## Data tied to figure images

· · · · ·

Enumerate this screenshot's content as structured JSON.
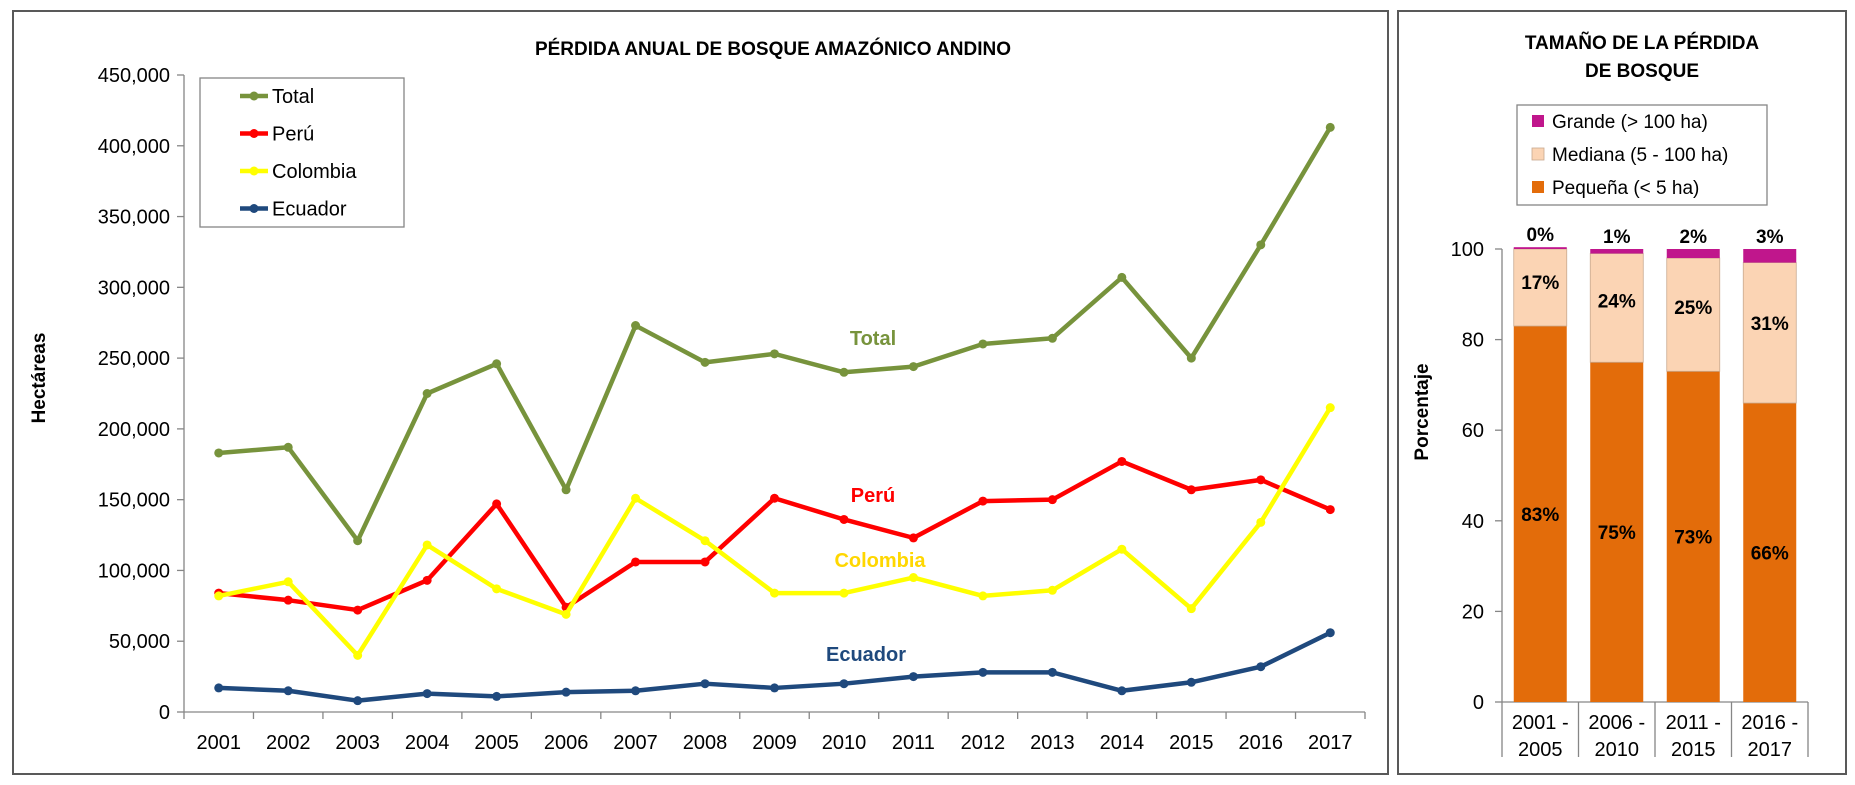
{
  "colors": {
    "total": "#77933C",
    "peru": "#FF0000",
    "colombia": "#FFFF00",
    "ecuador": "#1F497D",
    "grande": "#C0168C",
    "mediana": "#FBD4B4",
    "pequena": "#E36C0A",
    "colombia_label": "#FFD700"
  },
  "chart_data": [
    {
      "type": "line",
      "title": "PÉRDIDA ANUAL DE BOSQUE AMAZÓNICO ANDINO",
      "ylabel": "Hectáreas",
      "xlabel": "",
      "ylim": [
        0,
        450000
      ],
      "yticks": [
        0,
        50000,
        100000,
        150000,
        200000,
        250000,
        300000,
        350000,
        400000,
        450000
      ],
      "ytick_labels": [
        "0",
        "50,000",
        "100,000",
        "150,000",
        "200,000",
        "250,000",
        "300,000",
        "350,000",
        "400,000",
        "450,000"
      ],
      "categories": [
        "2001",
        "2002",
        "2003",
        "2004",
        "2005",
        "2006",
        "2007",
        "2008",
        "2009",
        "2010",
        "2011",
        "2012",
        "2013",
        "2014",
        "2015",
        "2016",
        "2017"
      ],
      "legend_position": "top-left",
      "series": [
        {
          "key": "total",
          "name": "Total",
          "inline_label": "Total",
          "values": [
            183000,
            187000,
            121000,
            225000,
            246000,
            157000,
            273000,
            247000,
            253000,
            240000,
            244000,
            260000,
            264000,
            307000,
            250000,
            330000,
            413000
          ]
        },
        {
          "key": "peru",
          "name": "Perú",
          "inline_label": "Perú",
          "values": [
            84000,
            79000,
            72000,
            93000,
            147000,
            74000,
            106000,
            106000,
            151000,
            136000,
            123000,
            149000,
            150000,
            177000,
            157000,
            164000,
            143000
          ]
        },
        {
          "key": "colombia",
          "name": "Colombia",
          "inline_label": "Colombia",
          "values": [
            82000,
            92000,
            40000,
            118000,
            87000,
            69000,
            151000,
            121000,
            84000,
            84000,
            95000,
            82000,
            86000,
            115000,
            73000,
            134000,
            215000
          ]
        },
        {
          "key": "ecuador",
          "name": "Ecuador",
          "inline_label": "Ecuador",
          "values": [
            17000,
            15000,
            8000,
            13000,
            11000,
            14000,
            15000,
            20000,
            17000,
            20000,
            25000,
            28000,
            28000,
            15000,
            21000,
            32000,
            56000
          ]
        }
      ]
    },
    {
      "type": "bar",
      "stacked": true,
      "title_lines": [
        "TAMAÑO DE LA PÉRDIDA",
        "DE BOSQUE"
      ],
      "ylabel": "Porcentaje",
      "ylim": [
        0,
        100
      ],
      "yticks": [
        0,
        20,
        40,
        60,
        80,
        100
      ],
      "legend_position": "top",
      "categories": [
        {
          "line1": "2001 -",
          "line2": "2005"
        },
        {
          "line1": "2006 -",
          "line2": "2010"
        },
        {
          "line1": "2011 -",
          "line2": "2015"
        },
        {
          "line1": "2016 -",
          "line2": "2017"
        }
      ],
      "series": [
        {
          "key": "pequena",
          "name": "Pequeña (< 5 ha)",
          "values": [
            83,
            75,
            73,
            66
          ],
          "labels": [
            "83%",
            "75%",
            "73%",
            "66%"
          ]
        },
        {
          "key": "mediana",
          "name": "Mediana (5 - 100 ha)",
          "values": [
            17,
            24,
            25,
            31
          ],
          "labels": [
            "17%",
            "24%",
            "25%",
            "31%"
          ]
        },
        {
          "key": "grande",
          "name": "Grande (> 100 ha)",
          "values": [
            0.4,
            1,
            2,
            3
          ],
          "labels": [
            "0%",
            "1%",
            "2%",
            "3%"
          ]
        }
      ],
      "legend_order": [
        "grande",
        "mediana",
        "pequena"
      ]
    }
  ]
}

· · · · ·

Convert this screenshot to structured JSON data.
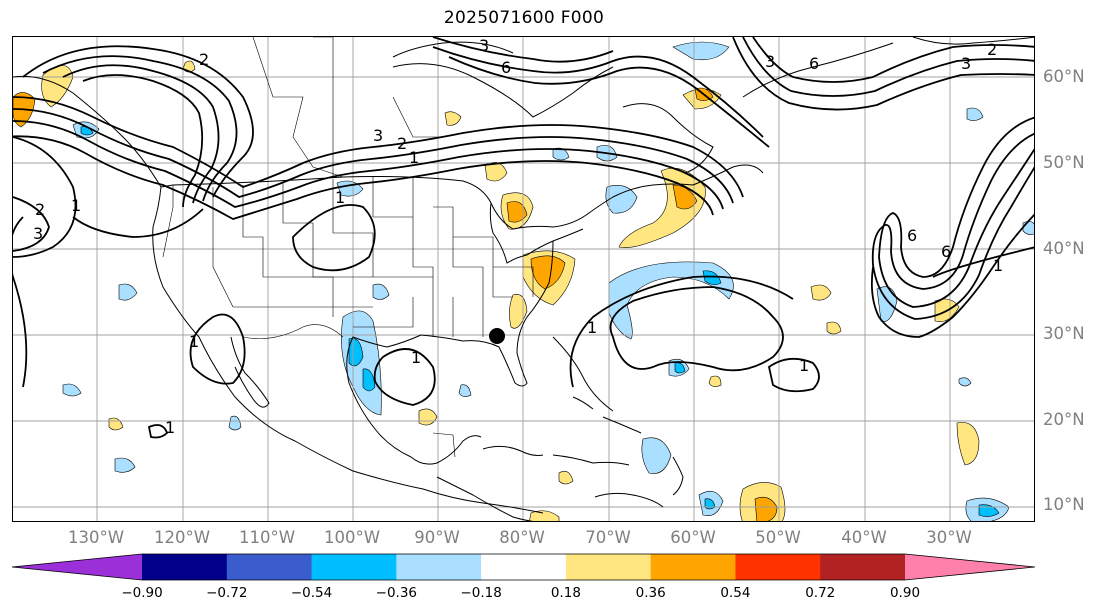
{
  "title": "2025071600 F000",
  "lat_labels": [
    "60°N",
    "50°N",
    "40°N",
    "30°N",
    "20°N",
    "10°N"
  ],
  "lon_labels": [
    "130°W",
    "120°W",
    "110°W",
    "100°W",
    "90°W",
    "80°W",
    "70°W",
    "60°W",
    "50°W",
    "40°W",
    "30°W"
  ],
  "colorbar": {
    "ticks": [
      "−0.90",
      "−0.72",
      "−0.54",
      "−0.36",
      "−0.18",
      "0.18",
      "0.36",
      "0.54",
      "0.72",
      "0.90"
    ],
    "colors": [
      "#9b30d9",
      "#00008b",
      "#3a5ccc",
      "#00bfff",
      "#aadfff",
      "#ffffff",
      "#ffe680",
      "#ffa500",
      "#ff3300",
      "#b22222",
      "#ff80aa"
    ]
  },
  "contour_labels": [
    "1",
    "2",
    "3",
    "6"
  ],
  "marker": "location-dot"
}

· · · · ·

## WHAT IS ASKED
Find every line that includes the string "screenshot". Report how many there are and nothing else.

## ANSWER FOR THIS EXERCISE
2